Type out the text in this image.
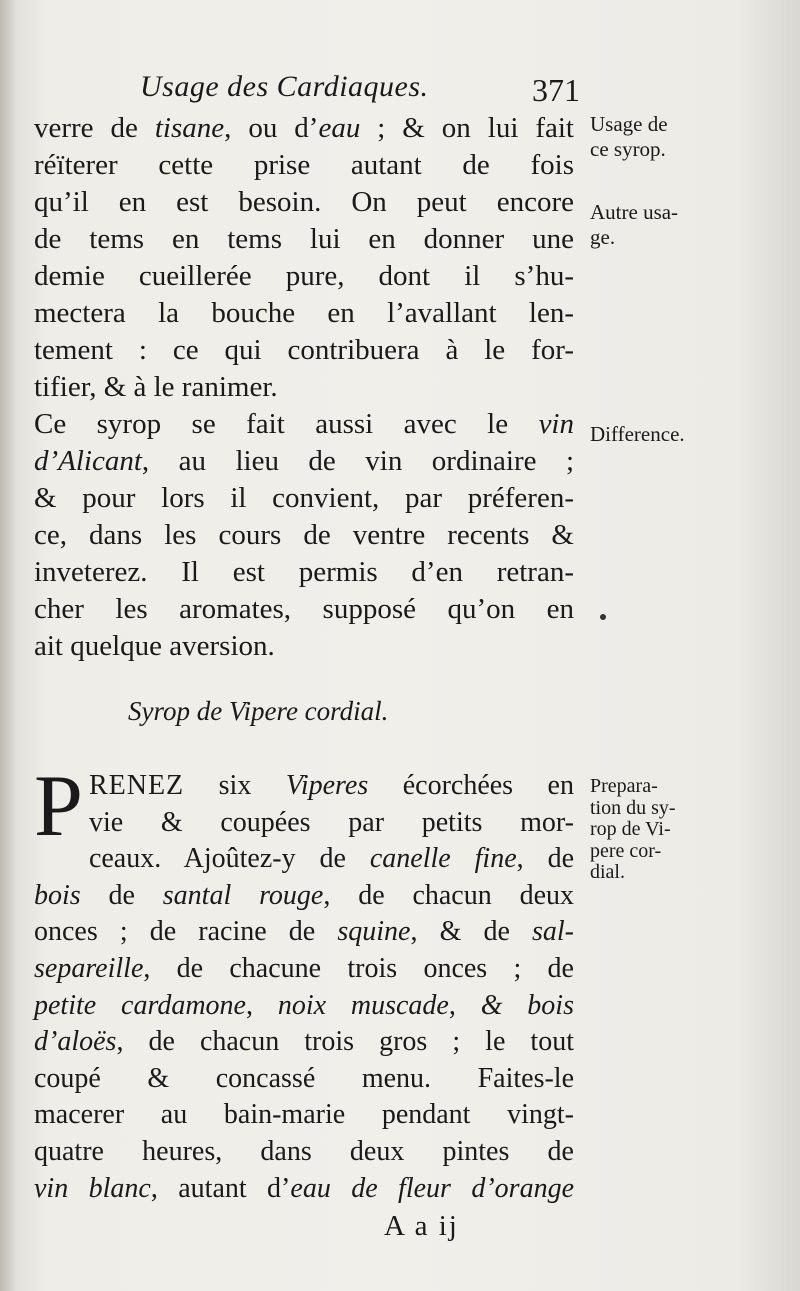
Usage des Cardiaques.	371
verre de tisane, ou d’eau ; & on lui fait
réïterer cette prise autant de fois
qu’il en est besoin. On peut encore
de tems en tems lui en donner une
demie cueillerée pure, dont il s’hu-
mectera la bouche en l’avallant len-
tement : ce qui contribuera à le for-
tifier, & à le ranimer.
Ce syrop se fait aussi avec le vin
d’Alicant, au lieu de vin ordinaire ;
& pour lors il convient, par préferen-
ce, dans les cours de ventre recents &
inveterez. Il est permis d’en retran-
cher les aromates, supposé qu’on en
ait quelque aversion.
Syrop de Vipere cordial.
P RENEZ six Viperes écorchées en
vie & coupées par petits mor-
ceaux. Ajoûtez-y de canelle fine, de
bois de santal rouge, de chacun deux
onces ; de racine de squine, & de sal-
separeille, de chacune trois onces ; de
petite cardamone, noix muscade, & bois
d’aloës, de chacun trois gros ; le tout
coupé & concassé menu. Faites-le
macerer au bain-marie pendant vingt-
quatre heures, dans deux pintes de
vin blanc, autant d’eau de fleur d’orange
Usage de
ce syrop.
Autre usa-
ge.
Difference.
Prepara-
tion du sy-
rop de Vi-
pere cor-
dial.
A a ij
* * *
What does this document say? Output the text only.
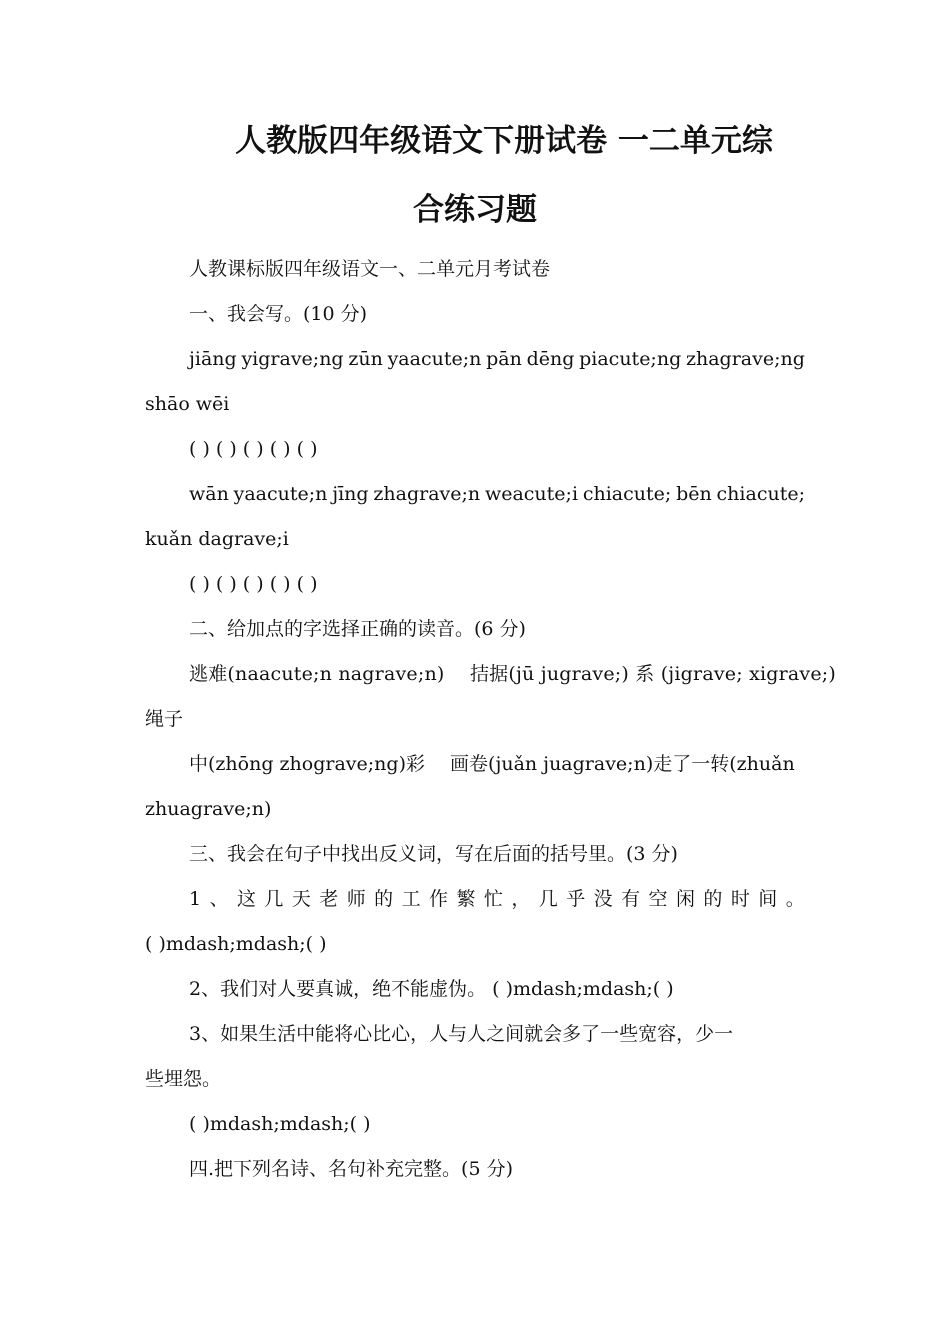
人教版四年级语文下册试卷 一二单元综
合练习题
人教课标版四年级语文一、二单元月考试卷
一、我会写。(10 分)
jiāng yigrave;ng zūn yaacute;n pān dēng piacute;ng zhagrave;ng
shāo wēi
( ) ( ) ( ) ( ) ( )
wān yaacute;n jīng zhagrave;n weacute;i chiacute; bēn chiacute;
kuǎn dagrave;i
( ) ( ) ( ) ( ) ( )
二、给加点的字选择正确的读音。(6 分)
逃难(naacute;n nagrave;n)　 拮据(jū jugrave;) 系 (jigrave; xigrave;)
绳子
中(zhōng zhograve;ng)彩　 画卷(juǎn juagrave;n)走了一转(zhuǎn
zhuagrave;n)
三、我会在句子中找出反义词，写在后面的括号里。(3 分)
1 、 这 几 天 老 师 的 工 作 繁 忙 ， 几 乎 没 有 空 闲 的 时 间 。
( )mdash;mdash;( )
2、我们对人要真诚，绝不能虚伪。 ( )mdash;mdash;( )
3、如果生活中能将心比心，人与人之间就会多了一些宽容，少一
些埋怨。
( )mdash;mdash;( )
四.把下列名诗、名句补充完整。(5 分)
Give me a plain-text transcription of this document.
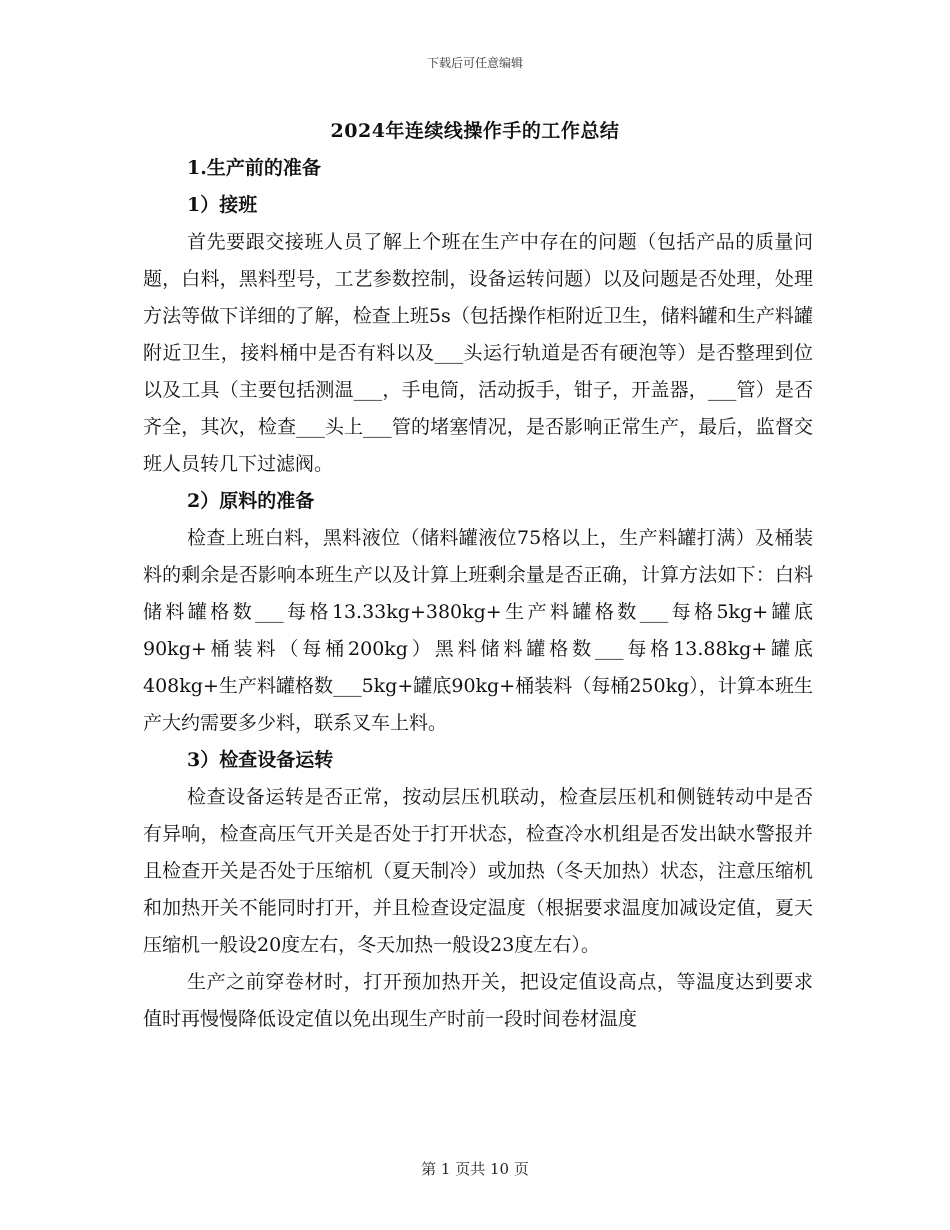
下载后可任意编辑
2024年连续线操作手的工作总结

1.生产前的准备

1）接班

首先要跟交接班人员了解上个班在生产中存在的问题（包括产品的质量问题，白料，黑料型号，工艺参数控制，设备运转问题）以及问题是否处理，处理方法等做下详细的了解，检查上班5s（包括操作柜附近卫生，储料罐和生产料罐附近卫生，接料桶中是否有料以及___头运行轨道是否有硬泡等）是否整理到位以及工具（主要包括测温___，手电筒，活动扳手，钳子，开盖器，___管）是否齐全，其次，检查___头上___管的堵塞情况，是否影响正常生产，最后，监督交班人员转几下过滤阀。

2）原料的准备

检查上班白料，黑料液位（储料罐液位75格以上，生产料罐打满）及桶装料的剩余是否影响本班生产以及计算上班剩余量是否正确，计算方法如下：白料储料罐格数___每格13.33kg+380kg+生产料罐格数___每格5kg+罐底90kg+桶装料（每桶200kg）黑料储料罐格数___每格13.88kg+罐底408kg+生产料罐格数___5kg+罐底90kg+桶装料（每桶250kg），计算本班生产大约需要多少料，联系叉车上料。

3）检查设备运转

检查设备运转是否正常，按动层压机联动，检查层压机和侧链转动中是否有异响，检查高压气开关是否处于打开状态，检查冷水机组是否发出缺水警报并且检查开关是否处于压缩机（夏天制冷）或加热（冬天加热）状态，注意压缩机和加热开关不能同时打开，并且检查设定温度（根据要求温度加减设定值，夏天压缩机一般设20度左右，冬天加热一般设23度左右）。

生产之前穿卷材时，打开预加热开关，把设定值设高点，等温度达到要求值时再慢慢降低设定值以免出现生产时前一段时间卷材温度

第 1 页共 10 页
---
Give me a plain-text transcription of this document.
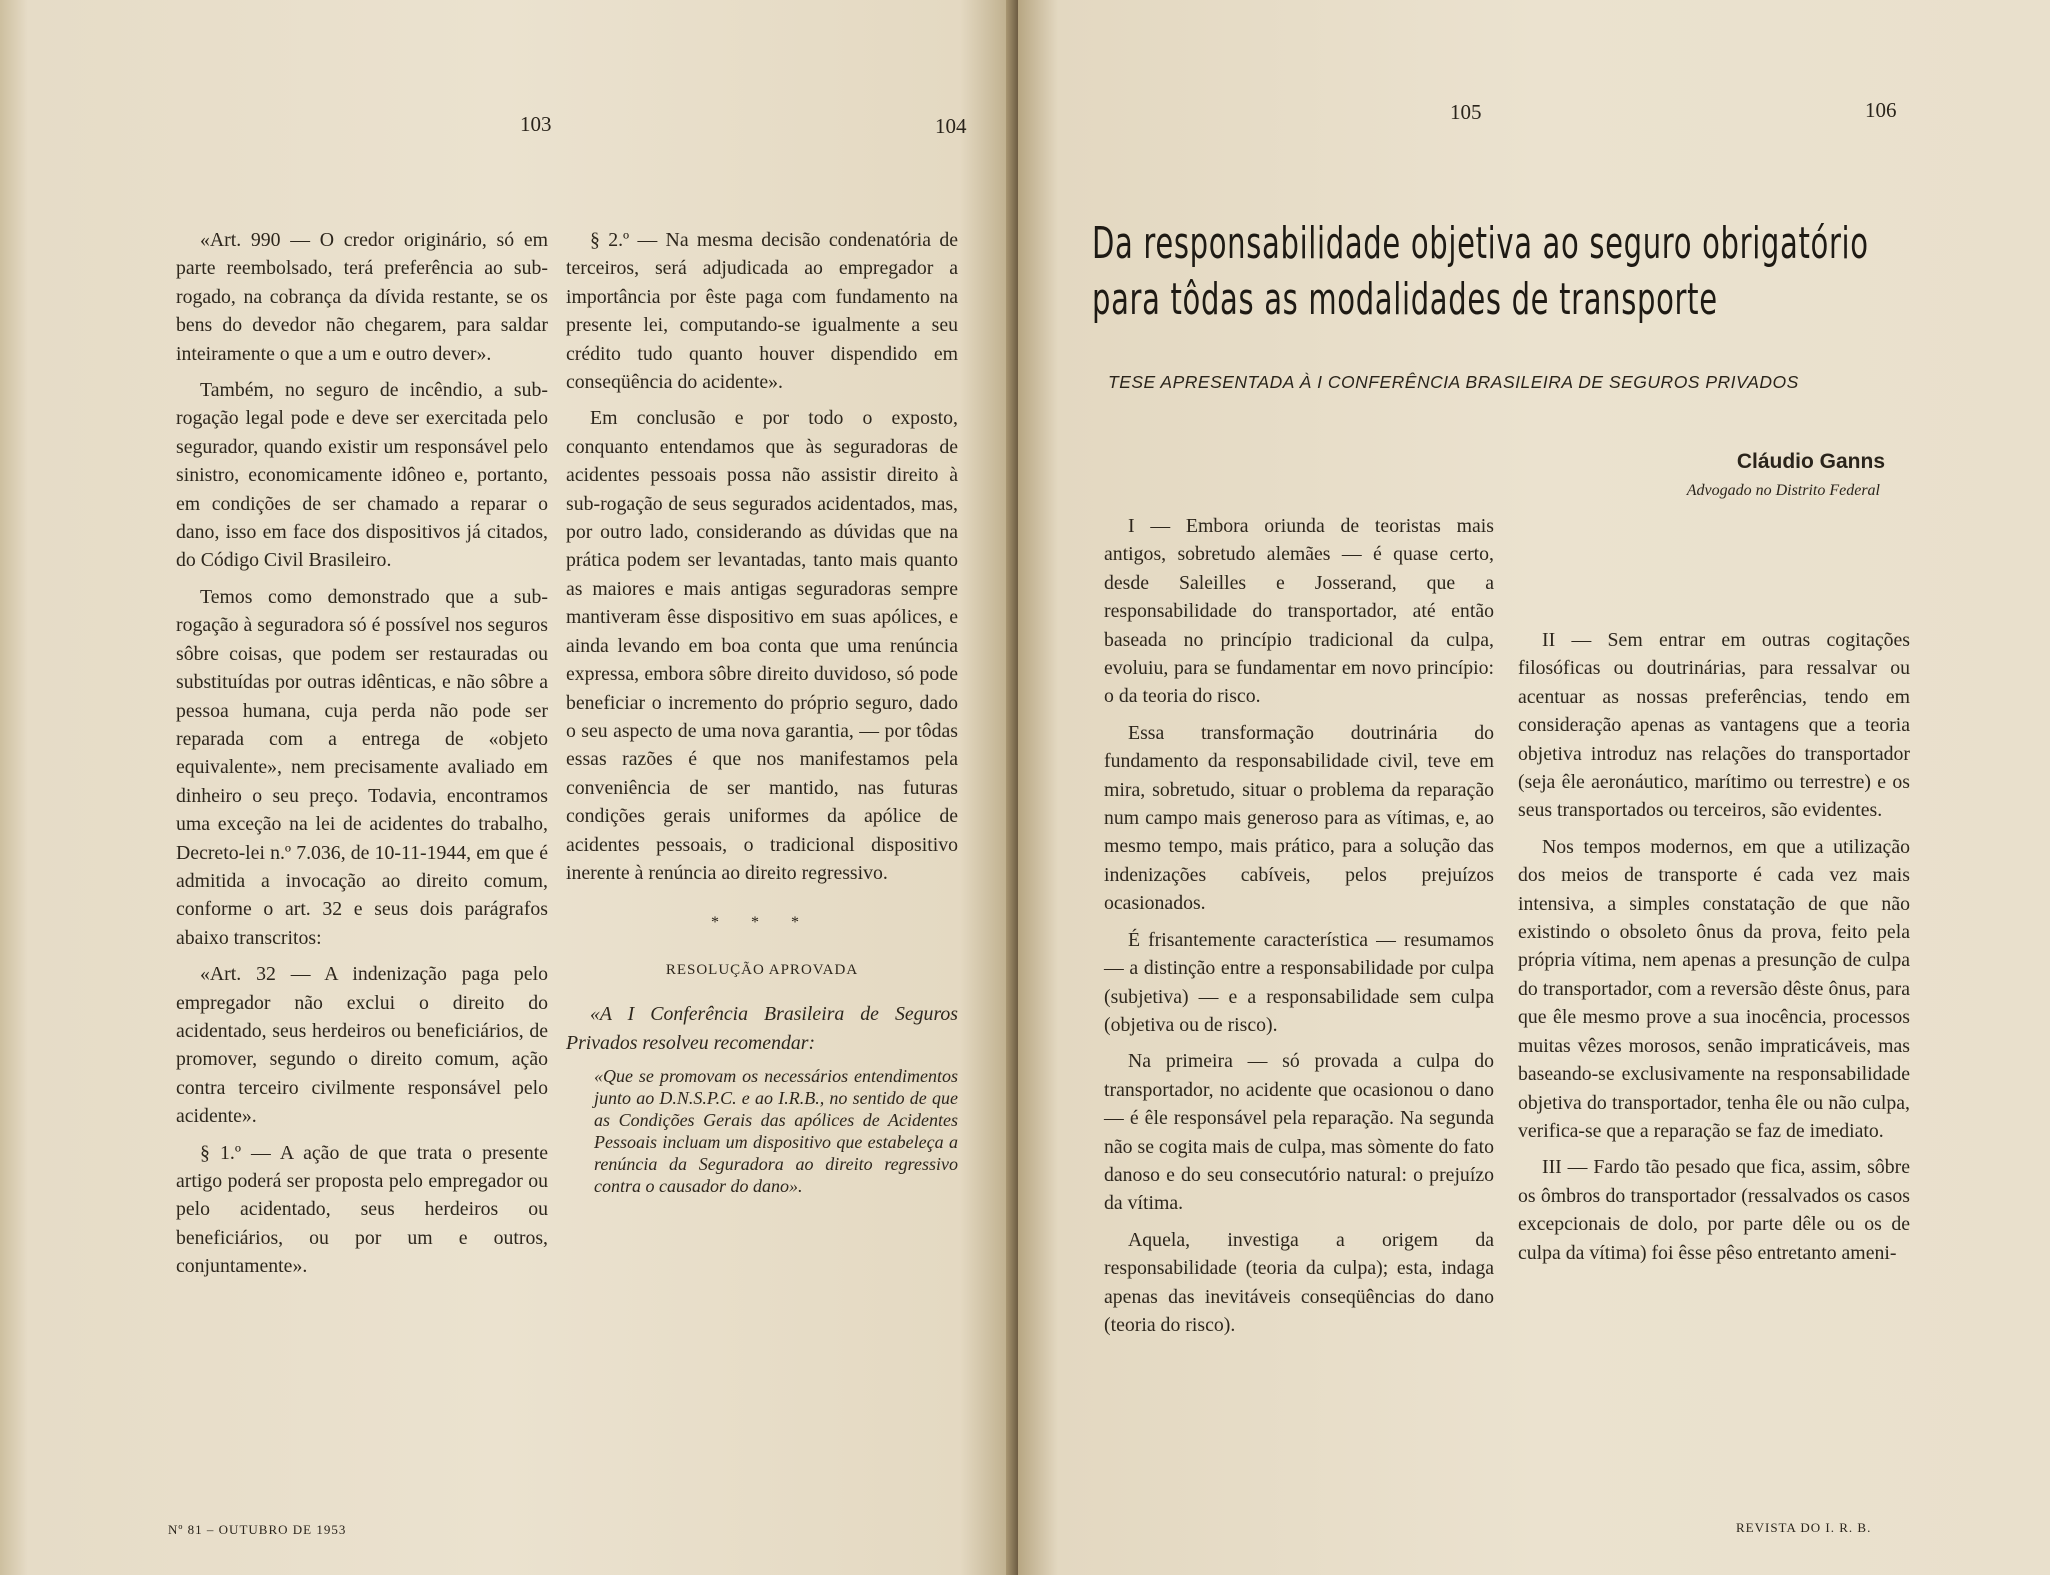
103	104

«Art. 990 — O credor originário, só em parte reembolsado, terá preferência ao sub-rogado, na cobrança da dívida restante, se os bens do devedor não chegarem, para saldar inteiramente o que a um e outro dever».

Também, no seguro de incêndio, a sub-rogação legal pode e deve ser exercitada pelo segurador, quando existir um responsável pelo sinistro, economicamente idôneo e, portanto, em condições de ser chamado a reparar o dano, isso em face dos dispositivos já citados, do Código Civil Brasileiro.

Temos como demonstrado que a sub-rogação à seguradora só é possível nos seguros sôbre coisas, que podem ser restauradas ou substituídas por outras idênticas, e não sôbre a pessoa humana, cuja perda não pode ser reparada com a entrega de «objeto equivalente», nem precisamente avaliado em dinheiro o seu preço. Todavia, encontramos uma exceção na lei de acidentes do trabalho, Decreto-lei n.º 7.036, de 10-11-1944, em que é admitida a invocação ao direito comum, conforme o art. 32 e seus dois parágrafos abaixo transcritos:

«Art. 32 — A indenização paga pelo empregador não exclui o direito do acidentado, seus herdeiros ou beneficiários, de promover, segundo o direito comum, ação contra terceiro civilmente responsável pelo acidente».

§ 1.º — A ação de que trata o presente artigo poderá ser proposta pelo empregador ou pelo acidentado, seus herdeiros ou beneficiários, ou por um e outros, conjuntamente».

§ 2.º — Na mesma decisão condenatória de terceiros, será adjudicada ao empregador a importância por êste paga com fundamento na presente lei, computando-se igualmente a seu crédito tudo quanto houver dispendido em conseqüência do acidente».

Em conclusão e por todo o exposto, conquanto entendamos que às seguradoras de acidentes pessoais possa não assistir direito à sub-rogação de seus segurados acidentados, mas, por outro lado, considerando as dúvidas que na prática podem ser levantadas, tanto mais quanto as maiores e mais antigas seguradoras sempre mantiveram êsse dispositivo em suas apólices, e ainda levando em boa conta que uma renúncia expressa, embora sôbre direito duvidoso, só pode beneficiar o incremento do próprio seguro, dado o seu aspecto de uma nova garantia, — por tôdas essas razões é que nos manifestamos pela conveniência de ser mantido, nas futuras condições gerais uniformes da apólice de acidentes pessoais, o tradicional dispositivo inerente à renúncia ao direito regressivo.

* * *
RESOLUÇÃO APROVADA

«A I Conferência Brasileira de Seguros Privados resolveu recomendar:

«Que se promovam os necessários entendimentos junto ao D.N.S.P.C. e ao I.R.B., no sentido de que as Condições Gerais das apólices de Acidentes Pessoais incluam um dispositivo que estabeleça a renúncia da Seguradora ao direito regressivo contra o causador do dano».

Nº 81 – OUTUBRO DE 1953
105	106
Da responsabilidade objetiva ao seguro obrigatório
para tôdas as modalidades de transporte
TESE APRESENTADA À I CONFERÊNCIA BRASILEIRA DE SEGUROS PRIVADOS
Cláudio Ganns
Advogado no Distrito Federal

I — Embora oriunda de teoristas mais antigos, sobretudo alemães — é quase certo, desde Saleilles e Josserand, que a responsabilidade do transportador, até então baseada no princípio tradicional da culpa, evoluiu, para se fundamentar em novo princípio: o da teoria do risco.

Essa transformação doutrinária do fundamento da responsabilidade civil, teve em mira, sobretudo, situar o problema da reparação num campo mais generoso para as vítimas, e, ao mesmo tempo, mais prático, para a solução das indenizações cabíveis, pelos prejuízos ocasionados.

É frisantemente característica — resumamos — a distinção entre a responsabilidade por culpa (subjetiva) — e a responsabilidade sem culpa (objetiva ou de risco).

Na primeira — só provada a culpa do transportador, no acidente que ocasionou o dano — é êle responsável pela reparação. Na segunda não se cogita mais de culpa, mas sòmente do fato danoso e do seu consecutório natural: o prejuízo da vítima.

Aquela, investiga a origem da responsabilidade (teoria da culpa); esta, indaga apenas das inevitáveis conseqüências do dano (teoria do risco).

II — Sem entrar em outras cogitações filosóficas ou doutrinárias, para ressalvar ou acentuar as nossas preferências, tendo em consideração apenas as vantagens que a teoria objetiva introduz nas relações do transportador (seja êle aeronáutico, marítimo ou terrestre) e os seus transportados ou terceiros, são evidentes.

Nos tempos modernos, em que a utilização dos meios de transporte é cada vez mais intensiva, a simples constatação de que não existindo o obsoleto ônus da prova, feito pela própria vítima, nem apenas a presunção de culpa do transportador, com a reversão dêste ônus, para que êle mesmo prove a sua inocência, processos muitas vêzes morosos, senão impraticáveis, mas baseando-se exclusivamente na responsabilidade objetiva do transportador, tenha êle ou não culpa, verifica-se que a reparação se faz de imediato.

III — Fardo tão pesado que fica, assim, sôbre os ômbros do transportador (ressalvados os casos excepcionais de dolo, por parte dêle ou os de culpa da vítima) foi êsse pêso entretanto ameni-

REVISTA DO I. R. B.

* Short task: From the entries above, copy every line that holds the word "dans".

* Output of the task:
ce, dans les cours de ventre recents &
quatre heures, dans deux pintes de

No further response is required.